TASK DETAILS >> Copy out each line of the listing that has the word "ylabel" in it.

(Stored entries)
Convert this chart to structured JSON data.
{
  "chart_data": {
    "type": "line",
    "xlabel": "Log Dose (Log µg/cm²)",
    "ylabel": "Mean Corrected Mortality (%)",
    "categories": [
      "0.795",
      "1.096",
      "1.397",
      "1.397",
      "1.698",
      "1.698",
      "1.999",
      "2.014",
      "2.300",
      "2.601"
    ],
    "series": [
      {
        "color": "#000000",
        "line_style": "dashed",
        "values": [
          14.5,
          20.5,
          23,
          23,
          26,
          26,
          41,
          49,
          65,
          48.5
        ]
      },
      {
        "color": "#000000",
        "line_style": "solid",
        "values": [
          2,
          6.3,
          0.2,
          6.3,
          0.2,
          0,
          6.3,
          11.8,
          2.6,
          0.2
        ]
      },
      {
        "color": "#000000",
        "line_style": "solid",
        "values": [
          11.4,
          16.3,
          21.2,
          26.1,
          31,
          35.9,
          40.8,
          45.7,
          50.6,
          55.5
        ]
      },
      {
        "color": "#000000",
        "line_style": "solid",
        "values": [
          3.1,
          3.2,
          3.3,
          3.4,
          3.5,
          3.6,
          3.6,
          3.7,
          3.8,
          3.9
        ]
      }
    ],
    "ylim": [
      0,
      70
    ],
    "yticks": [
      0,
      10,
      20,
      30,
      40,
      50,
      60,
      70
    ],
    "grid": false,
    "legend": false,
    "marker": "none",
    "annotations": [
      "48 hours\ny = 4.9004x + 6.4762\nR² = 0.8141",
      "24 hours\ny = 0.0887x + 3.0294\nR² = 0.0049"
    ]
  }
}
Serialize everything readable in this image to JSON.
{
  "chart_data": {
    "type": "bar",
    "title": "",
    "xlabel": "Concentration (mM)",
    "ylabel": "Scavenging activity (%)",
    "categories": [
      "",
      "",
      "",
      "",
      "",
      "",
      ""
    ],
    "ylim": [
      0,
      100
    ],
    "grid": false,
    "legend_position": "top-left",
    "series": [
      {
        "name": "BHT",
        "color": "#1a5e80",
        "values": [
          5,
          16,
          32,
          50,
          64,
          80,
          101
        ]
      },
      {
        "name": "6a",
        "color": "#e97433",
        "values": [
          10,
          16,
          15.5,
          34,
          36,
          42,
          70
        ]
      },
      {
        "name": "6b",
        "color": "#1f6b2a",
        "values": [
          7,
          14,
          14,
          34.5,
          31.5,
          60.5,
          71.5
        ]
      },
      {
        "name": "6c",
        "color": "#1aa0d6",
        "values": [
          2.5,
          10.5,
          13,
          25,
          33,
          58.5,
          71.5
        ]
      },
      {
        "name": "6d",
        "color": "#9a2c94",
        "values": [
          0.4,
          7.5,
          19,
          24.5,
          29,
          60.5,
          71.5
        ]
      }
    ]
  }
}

FULL SOLUTION >>
    "ylabel": "Mean Corrected Mortality (%)",
    "ylabel": "Scavenging activity (%)",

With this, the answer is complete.